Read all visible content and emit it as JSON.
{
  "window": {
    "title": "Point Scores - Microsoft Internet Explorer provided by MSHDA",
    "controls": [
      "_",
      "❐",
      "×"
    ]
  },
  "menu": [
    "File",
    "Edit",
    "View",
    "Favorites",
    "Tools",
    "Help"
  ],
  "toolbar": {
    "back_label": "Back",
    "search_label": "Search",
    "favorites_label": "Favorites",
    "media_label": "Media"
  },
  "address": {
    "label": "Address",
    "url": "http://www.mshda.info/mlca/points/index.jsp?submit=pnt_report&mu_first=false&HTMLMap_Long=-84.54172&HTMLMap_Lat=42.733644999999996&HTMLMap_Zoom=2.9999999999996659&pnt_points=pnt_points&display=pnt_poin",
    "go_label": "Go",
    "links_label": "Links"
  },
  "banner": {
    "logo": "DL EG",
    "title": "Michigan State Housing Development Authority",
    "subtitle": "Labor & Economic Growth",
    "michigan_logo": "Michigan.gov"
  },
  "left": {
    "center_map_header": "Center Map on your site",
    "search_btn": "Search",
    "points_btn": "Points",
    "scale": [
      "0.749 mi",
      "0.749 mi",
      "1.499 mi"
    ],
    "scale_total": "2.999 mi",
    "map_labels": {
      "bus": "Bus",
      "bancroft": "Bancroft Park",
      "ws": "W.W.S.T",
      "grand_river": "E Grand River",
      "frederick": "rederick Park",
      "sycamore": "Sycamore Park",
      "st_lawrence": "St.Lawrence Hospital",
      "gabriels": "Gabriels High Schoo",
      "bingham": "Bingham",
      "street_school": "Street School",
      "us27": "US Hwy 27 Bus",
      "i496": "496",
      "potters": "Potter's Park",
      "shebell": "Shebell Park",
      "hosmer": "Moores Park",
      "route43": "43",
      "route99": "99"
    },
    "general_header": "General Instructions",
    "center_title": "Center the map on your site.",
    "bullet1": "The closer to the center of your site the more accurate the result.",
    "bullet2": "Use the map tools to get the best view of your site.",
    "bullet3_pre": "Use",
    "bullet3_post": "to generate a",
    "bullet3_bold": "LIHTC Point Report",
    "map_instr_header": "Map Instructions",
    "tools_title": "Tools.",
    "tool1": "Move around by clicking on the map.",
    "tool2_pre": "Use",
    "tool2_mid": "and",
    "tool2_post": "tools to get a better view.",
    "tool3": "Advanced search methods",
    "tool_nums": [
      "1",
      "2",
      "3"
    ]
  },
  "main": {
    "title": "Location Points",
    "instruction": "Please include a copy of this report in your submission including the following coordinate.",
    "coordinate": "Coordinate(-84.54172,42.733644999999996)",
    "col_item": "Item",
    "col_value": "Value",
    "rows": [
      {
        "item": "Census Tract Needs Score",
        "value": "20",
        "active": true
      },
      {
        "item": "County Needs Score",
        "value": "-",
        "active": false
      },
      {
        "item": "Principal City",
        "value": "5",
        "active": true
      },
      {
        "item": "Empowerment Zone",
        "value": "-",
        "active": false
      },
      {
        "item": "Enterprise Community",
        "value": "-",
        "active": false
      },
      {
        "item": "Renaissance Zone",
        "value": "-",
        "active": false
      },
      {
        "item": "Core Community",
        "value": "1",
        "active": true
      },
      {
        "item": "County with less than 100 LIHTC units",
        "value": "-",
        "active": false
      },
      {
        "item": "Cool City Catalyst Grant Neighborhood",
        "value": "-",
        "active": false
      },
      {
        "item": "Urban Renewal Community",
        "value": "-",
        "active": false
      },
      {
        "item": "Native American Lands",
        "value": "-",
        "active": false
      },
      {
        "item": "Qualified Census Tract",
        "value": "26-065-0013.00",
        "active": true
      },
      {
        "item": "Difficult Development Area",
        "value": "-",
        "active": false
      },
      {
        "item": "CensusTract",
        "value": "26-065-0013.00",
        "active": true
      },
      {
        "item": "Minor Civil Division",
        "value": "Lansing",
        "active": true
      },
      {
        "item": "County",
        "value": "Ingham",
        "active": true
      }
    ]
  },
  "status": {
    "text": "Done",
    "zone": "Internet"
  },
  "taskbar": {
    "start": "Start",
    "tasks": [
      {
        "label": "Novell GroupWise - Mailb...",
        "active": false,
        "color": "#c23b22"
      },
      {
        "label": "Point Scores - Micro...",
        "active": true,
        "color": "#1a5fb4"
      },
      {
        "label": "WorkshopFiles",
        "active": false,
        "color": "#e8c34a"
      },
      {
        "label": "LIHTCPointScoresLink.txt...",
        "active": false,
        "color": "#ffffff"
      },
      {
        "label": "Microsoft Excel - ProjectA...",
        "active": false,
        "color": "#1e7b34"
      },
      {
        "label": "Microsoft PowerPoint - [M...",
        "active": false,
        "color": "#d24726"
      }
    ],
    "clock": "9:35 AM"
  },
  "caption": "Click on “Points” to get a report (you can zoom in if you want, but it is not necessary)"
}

- - -

▸ Instructions to follow
Each line in the material above must be retyped without alteration.

▸ Correct answer
Read all visible content and emit it as JSON.
{
  "window": {
    "title": "Point Scores - Microsoft Internet Explorer provided by MSHDA",
    "controls": [
      "_",
      "❐",
      "×"
    ]
  },
  "menu": [
    "File",
    "Edit",
    "View",
    "Favorites",
    "Tools",
    "Help"
  ],
  "toolbar": {
    "back_label": "Back",
    "search_label": "Search",
    "favorites_label": "Favorites",
    "media_label": "Media"
  },
  "address": {
    "label": "Address",
    "url": "http://www.mshda.info/mlca/points/index.jsp?submit=pnt_report&mu_first=false&HTMLMap_Long=-84.54172&HTMLMap_Lat=42.733644999999996&HTMLMap_Zoom=2.9999999999996659&pnt_points=pnt_points&display=pnt_poin",
    "go_label": "Go",
    "links_label": "Links"
  },
  "banner": {
    "logo": "DL EG",
    "title": "Michigan State Housing Development Authority",
    "subtitle": "Labor & Economic Growth",
    "michigan_logo": "Michigan.gov"
  },
  "left": {
    "center_map_header": "Center Map on your site",
    "search_btn": "Search",
    "points_btn": "Points",
    "scale": [
      "0.749 mi",
      "0.749 mi",
      "1.499 mi"
    ],
    "scale_total": "2.999 mi",
    "map_labels": {
      "bus": "Bus",
      "bancroft": "Bancroft Park",
      "ws": "W.W.S.T",
      "grand_river": "E Grand River",
      "frederick": "rederick Park",
      "sycamore": "Sycamore Park",
      "st_lawrence": "St.Lawrence Hospital",
      "gabriels": "Gabriels High Schoo",
      "bingham": "Bingham",
      "street_school": "Street School",
      "us27": "US Hwy 27 Bus",
      "i496": "496",
      "potters": "Potter's Park",
      "shebell": "Shebell Park",
      "hosmer": "Moores Park",
      "route43": "43",
      "route99": "99"
    },
    "general_header": "General Instructions",
    "center_title": "Center the map on your site.",
    "bullet1": "The closer to the center of your site the more accurate the result.",
    "bullet2": "Use the map tools to get the best view of your site.",
    "bullet3_pre": "Use",
    "bullet3_post": "to generate a",
    "bullet3_bold": "LIHTC Point Report",
    "map_instr_header": "Map Instructions",
    "tools_title": "Tools.",
    "tool1": "Move around by clicking on the map.",
    "tool2_pre": "Use",
    "tool2_mid": "and",
    "tool2_post": "tools to get a better view.",
    "tool3": "Advanced search methods",
    "tool_nums": [
      "1",
      "2",
      "3"
    ]
  },
  "main": {
    "title": "Location Points",
    "instruction": "Please include a copy of this report in your submission including the following coordinate.",
    "coordinate": "Coordinate(-84.54172,42.733644999999996)",
    "col_item": "Item",
    "col_value": "Value",
    "rows": [
      {
        "item": "Census Tract Needs Score",
        "value": "20",
        "active": true
      },
      {
        "item": "County Needs Score",
        "value": "-",
        "active": false
      },
      {
        "item": "Principal City",
        "value": "5",
        "active": true
      },
      {
        "item": "Empowerment Zone",
        "value": "-",
        "active": false
      },
      {
        "item": "Enterprise Community",
        "value": "-",
        "active": false
      },
      {
        "item": "Renaissance Zone",
        "value": "-",
        "active": false
      },
      {
        "item": "Core Community",
        "value": "1",
        "active": true
      },
      {
        "item": "County with less than 100 LIHTC units",
        "value": "-",
        "active": false
      },
      {
        "item": "Cool City Catalyst Grant Neighborhood",
        "value": "-",
        "active": false
      },
      {
        "item": "Urban Renewal Community",
        "value": "-",
        "active": false
      },
      {
        "item": "Native American Lands",
        "value": "-",
        "active": false
      },
      {
        "item": "Qualified Census Tract",
        "value": "26-065-0013.00",
        "active": true
      },
      {
        "item": "Difficult Development Area",
        "value": "-",
        "active": false
      },
      {
        "item": "CensusTract",
        "value": "26-065-0013.00",
        "active": true
      },
      {
        "item": "Minor Civil Division",
        "value": "Lansing",
        "active": true
      },
      {
        "item": "County",
        "value": "Ingham",
        "active": true
      }
    ]
  },
  "status": {
    "text": "Done",
    "zone": "Internet"
  },
  "taskbar": {
    "start": "Start",
    "tasks": [
      {
        "label": "Novell GroupWise - Mailb...",
        "active": false,
        "color": "#c23b22"
      },
      {
        "label": "Point Scores - Micro...",
        "active": true,
        "color": "#1a5fb4"
      },
      {
        "label": "WorkshopFiles",
        "active": false,
        "color": "#e8c34a"
      },
      {
        "label": "LIHTCPointScoresLink.txt...",
        "active": false,
        "color": "#ffffff"
      },
      {
        "label": "Microsoft Excel - ProjectA...",
        "active": false,
        "color": "#1e7b34"
      },
      {
        "label": "Microsoft PowerPoint - [M...",
        "active": false,
        "color": "#d24726"
      }
    ],
    "clock": "9:35 AM"
  },
  "caption": "Click on “Points” to get a report (you can zoom in if you want, but it is not necessary)"
}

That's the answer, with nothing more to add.